- _Provided records_:
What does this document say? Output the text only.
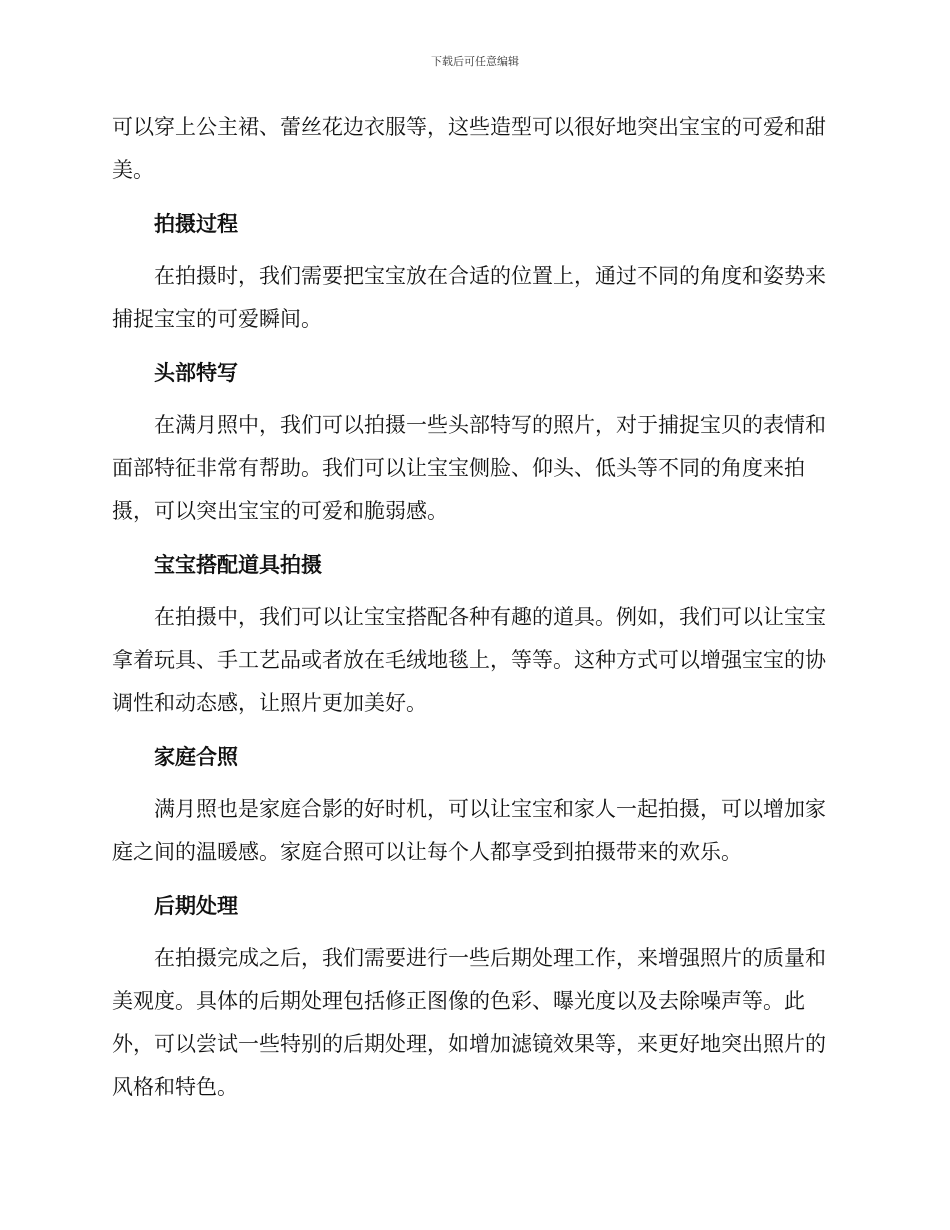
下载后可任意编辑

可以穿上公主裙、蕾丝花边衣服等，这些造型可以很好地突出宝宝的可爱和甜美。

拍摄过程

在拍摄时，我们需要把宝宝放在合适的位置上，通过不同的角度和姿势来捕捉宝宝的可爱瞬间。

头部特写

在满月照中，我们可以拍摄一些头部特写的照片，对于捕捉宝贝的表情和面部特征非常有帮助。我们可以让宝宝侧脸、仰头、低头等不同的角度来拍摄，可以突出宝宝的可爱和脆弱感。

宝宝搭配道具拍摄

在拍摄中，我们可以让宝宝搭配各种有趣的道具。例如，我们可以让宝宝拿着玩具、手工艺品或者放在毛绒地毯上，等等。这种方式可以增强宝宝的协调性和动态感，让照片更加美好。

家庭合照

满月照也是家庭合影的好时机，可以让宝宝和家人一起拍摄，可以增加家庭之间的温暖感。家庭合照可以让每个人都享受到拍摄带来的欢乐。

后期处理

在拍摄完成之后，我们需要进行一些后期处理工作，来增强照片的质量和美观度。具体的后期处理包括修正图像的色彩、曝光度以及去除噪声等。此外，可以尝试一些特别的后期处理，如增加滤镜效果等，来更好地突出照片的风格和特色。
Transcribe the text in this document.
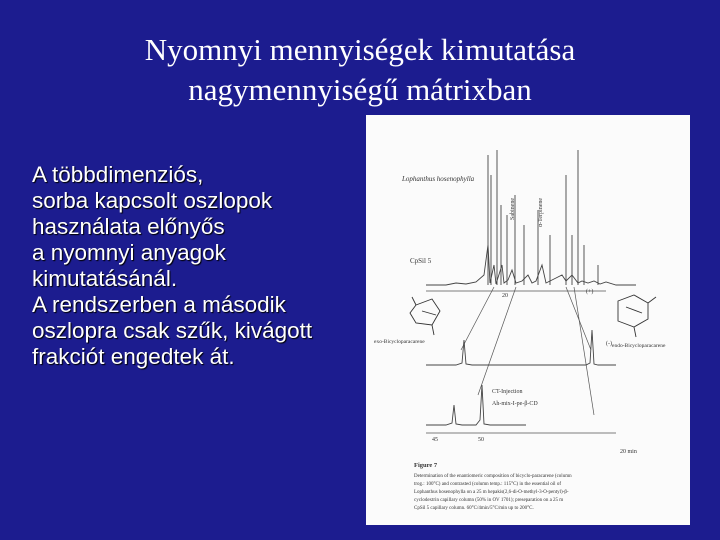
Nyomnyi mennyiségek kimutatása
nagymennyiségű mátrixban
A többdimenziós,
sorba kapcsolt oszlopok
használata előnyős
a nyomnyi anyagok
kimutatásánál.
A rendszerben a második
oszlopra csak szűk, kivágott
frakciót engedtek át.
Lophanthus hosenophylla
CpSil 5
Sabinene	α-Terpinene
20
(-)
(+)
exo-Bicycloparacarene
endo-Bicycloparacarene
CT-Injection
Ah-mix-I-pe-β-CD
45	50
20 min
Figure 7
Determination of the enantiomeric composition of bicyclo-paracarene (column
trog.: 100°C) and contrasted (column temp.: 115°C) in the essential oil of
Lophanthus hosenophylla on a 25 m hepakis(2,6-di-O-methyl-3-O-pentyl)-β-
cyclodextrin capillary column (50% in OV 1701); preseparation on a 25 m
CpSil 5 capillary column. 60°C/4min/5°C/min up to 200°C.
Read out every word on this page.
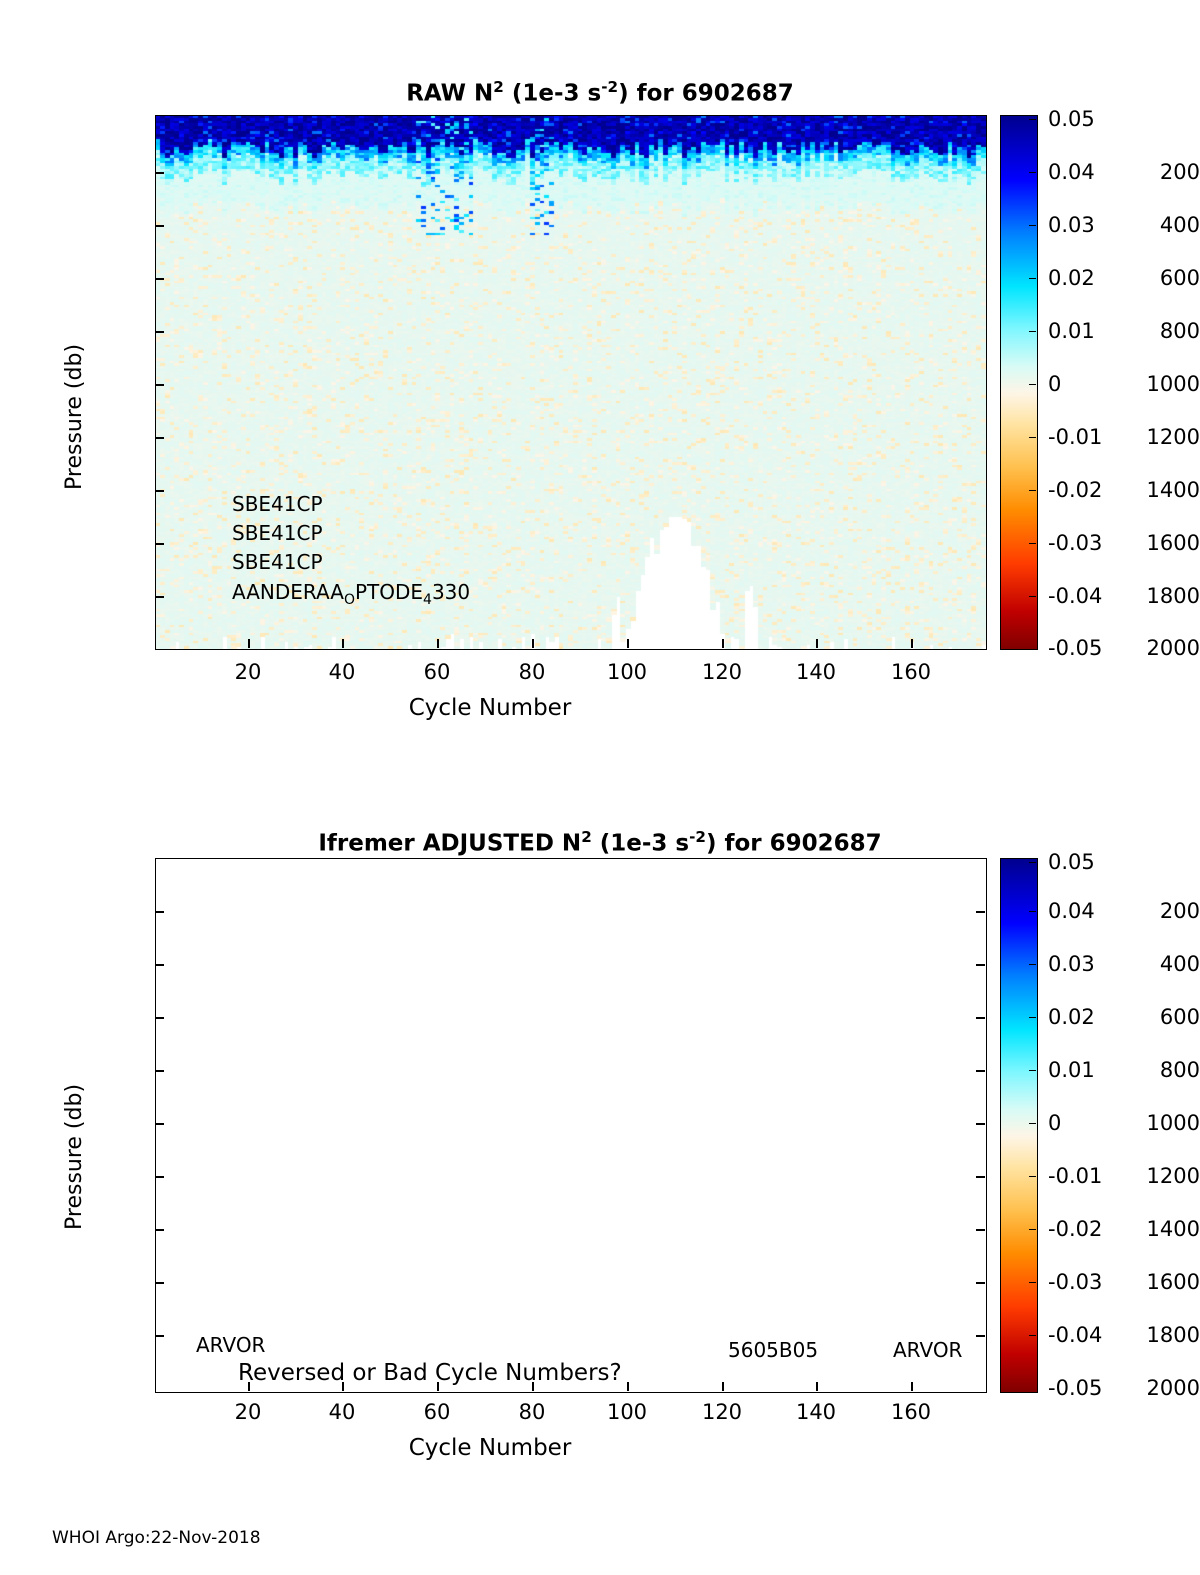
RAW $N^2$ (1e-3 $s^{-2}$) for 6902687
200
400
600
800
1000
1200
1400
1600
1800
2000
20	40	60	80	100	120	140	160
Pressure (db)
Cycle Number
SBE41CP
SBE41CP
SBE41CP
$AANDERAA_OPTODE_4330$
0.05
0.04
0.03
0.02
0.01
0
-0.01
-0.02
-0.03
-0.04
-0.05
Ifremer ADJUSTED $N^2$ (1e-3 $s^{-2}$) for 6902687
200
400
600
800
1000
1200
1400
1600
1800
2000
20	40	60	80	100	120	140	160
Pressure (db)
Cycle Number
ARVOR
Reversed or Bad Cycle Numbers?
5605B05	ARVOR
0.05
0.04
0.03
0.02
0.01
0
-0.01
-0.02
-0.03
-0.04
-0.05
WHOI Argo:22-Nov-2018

- _What you have to do_:
In the listing above, locate each line with "CpSil" and copy it.

- _The result_:
CpSil 5
CpSil 5 capillary column. 60°C/4min/5°C/min up to 200°C.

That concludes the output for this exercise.